ФРАГМЕНТ ИСТОЧНИКА:

=-=-=

Александр Фельдберг

«Когда люди живут среди твоих объектов — это обалденное чувство» — художник Марина Звягинцева

14 мин. на чтение

Марина Звягинцева — один из основоположников паблик-арта в России, чьи работы можно увидеть, например, в парке «Зарядье», во дворах ВШЭ в Хитровском переулке, в ЦТИ «Фабрика», в Сколково и в Морозовской детской больнице.

За чаем в своей мастерской под самой крышей 25-этажки в Жулебино Марина рассказала, как уличное искусство меняет жизнь спальных районов, для чего современные художники используют дроны и чем настоящий паблик-арт отличается от праздничных уличных декораций и городской скульптуры.

Когда и почему вы решили стать художником?

Много лет назад я училась на физфаке, это было мое первое образование. Но учителем физики я так и не стала, потому что захотела чего-то большего. Я поняла, что законы математики и физики не объясняют всей сложности моего внутреннего мира и мира вокруг, и мне захотелось попытаться уйти в какую-то другую плоскость. Когда уходила из института, декан мне сказал: «Марина, куда ты идешь? Учитель физики — это кусок хлеба на всю жизнь, а художник — это вообще неизвестно что». Но мир за это время изменился, и мне кажется, что сейчас я могу влиять на окружающую меня жизнь гораздо больше, чем учитель физики.

И куда вы пошли учиться?

Я пошла тоже в педагогический вуз — на худграф.

Это все было в Москве?

Да. Я училась здесь, жила в Подмосковье. А дальше был непростой путь, потому что нам давали классическое образование, мы не знали, что такое современное искусство в те времена. И в какой-то момент я поняла, что визуальный язык очень сильно меняется, надо осваивать территорию современного искусства. Первый проект, в котором я участвовала, назывался «Верю», это было на «Винзаводе» в 2007 году. И так получилось, что мой объект «Перекресток веры» стоял на улице. Это была случайность. Потом я два года участвовала в выставках и никогда не думала, что стану паблик-арт-художником. Тогда этого направления вообще не существовало в России. Я была одним из первых художников и кураторов, вышедших на улицу. И, кажется, первой в стране вышла на улицу в спальном районе. Я давно здесь живу, и мне было ужасно обидно, что ко мне никто не приезжает в гости. Потому что здесь ничего интересного нет, потому что далеко ехать, хотя это и Москва. И мне захотелось поменять трафик, чтобы люди ехали ко мне. Когда я сделала проект у метро «Волжская» в 2009 году (думаю, это был первый крупный паблик-арт в Москве), то к нам поехала пресса, поехали гости, толпы людей приходили.

А что это был за проект?

=-=-=

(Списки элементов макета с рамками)
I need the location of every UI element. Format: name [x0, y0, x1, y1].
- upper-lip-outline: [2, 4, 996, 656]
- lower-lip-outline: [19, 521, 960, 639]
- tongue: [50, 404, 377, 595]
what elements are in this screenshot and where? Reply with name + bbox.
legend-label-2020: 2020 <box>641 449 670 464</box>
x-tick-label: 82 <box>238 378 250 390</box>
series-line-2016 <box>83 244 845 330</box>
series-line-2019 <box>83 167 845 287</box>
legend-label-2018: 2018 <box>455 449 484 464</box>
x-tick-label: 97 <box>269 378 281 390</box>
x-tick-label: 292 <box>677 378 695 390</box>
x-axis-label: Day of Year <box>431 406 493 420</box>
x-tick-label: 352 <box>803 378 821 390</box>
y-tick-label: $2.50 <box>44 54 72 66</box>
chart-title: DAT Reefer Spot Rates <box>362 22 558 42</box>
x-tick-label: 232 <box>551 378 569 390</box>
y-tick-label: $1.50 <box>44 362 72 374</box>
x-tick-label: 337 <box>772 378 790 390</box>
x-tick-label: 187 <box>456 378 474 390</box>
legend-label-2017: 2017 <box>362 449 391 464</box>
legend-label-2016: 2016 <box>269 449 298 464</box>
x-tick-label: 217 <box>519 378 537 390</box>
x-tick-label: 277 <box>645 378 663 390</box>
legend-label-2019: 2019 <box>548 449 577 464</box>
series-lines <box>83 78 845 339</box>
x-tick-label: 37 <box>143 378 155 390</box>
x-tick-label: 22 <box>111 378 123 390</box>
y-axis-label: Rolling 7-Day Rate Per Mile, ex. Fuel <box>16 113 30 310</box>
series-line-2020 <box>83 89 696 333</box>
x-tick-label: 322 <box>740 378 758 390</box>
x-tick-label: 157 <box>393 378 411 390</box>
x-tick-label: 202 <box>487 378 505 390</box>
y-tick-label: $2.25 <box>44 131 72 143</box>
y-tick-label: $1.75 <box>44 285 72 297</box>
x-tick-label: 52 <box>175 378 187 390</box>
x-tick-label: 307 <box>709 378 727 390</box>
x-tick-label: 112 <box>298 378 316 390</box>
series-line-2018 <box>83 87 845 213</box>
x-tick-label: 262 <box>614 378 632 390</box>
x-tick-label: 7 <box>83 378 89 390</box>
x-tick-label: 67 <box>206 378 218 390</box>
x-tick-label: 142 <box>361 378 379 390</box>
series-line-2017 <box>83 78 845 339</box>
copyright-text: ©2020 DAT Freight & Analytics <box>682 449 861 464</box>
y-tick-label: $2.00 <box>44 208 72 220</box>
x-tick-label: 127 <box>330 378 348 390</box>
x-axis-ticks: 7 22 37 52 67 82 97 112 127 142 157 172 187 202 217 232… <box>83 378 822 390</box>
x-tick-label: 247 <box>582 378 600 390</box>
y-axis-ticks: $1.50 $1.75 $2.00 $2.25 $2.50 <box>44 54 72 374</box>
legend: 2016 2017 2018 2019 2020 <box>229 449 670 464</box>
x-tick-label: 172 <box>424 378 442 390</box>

=-=-=

ЧТО НУЖНО СДЕЛАТЬ:
1 - Перепишите без изменений строки записей от самого начала до строки с «y-tick-label: $2.50 <box>44 54 72 66</box>», включая обе границы.
2 - Продолжите интервью о паблик-арте с Мариной Звягинцевой после его последней строки.

ОТВЕТЫ:
1 -
I need the location of every UI element. Format: name [x0, y0, x1, y1].
- upper-lip-outline: [2, 4, 996, 656]
- lower-lip-outline: [19, 521, 960, 639]
- tongue: [50, 404, 377, 595]
what elements are in this screenshot and where? Reply with name + bbox.
legend-label-2020: 2020 <box>641 449 670 464</box>
x-tick-label: 82 <box>238 378 250 390</box>
series-line-2016 <box>83 244 845 330</box>
series-line-2019 <box>83 167 845 287</box>
legend-label-2018: 2018 <box>455 449 484 464</box>
x-tick-label: 97 <box>269 378 281 390</box>
x-tick-label: 292 <box>677 378 695 390</box>
x-axis-label: Day of Year <box>431 406 493 420</box>
x-tick-label: 352 <box>803 378 821 390</box>
y-tick-label: $2.50 <box>44 54 72 66</box>

2 -
Это был мой первый кураторский опыт, он назывался «Спальный район», я была там и куратором, и одним из художников. Каждому художнику дали по железной кровати, и они стояли вдоль забора. Каждая кровать представляла собой арт-объект. Часть из них висела на заборе, как картины, часть стояла на земле. И мимо этого проекта люди ходили в метро, в парк, с работы, на работу. Многие художники говорили: «Марина, ты что, сдурела? У нас тут все разнесут и раздолбают». Да, у нас украли три кровати, некоторые поломали. Зато я поймала одного товарища, который ремонтировал кровать! Там выпал какой-то шуруп, и он его обратно вкручивал, приговаривая: «Я здесь живу. И мне нравится, что к нам едут люди». Понимаете, проблема в том, что когда ты живешь на окраине, то чувствуешь, что от тебя ничего не зависит. А когда место рядом с твоим домом вдруг становится точкой притяжения городской жизни, ты начинаешь чувствовать ответственность за него. Поэтому человек из соседнего дома пришел и начал ремонтировать объект. Мне кажется, что это и есть то, что может сделать искусство и, в частности, паблик-арт — перепрограммировать эмоции людей.

Здесь явно есть и социальная функция — формирование комьюнити.

Это да. Но я все же хочу сказать об искусстве. Паблик-арт нельзя путать ни с малыми архитектурными формами, ни с декорациями, которые ставят к празднику, потому что у него есть функция перепрограммирования эмоций, перепрограммирования пространства, он должен влиять на то, что его окружает. Если объект просто украшает пространство, то люди проходят мимо, а надо заставить их остановиться.

Но подождите, искусство, пусть и уличное, оно же должно радовать глаз? Или нет?
Должно, но это не главное в паблик-арте. Он должен цеплять эмоции. Если паблик-арт цепляет, он заставляет людей остановиться. Когда человек приходит в выставочный зал, он приходит смотреть искусство. А на улице человек идет по своим делам. Ему нет дела до моего бэкграунда — что я за художник, как меня зовут, окончила ли я институт, имеются ли у меня награды, он вообще ничего не знает ни обо мне, ни о современном искусстве. Он идет на работу или в метро. И если ты смог этого человека зацепить и остановить, то ты сделал настоящий паблик-арт.

И как же это сделать?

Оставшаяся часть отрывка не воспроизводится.